* [EXERCISE DESCRIPTION] Exactly reproduce the entries, dropping any pictures from your copy.

(Dataset excerpt)
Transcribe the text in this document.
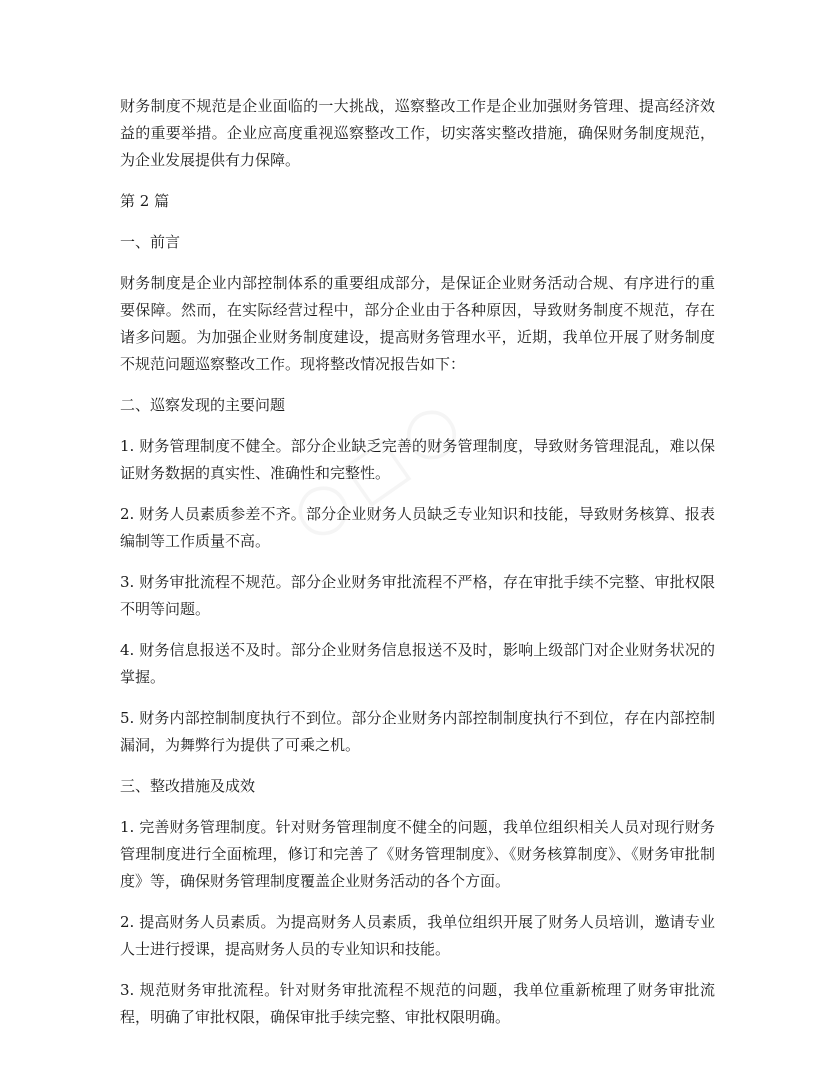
财务制度不规范是企业面临的一大挑战，巡察整改工作是企业加强财务管理、提高经济效益的重要举措。企业应高度重视巡察整改工作，切实落实整改措施，确保财务制度规范，为企业发展提供有力保障。

第 2 篇

一、前言

财务制度是企业内部控制体系的重要组成部分，是保证企业财务活动合规、有序进行的重要保障。然而，在实际经营过程中，部分企业由于各种原因，导致财务制度不规范，存在诸多问题。为加强企业财务制度建设，提高财务管理水平，近期，我单位开展了财务制度不规范问题巡察整改工作。现将整改情况报告如下：

二、巡察发现的主要问题

1. 财务管理制度不健全。部分企业缺乏完善的财务管理制度，导致财务管理混乱，难以保证财务数据的真实性、准确性和完整性。

2. 财务人员素质参差不齐。部分企业财务人员缺乏专业知识和技能，导致财务核算、报表编制等工作质量不高。

3. 财务审批流程不规范。部分企业财务审批流程不严格，存在审批手续不完整、审批权限不明等问题。

4. 财务信息报送不及时。部分企业财务信息报送不及时，影响上级部门对企业财务状况的掌握。

5. 财务内部控制制度执行不到位。部分企业财务内部控制制度执行不到位，存在内部控制漏洞，为舞弊行为提供了可乘之机。

三、整改措施及成效

1. 完善财务管理制度。针对财务管理制度不健全的问题，我单位组织相关人员对现行财务管理制度进行全面梳理，修订和完善了《财务管理制度》、《财务核算制度》、《财务审批制度》等，确保财务管理制度覆盖企业财务活动的各个方面。

2. 提高财务人员素质。为提高财务人员素质，我单位组织开展了财务人员培训，邀请专业人士进行授课，提高财务人员的专业知识和技能。

3. 规范财务审批流程。针对财务审批流程不规范的问题，我单位重新梳理了财务审批流程，明确了审批权限，确保审批手续完整、审批权限明确。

* [ANSWER TO THIS PROBLEM]
Transcribe the text in this document.
财务制度不规范是企业面临的一大挑战，巡察整改工作是企业加强财务管理、提高经济效益的重要举措。企业应高度重视巡察整改工作，切实落实整改措施，确保财务制度规范，为企业发展提供有力保障。

第 2 篇

一、前言

财务制度是企业内部控制体系的重要组成部分，是保证企业财务活动合规、有序进行的重要保障。然而，在实际经营过程中，部分企业由于各种原因，导致财务制度不规范，存在诸多问题。为加强企业财务制度建设，提高财务管理水平，近期，我单位开展了财务制度不规范问题巡察整改工作。现将整改情况报告如下：

二、巡察发现的主要问题

1. 财务管理制度不健全。部分企业缺乏完善的财务管理制度，导致财务管理混乱，难以保证财务数据的真实性、准确性和完整性。

2. 财务人员素质参差不齐。部分企业财务人员缺乏专业知识和技能，导致财务核算、报表编制等工作质量不高。

3. 财务审批流程不规范。部分企业财务审批流程不严格，存在审批手续不完整、审批权限不明等问题。

4. 财务信息报送不及时。部分企业财务信息报送不及时，影响上级部门对企业财务状况的掌握。

5. 财务内部控制制度执行不到位。部分企业财务内部控制制度执行不到位，存在内部控制漏洞，为舞弊行为提供了可乘之机。

三、整改措施及成效

1. 完善财务管理制度。针对财务管理制度不健全的问题，我单位组织相关人员对现行财务管理制度进行全面梳理，修订和完善了《财务管理制度》、《财务核算制度》、《财务审批制度》等，确保财务管理制度覆盖企业财务活动的各个方面。

2. 提高财务人员素质。为提高财务人员素质，我单位组织开展了财务人员培训，邀请专业人士进行授课，提高财务人员的专业知识和技能。

3. 规范财务审批流程。针对财务审批流程不规范的问题，我单位重新梳理了财务审批流程，明确了审批权限，确保审批手续完整、审批权限明确。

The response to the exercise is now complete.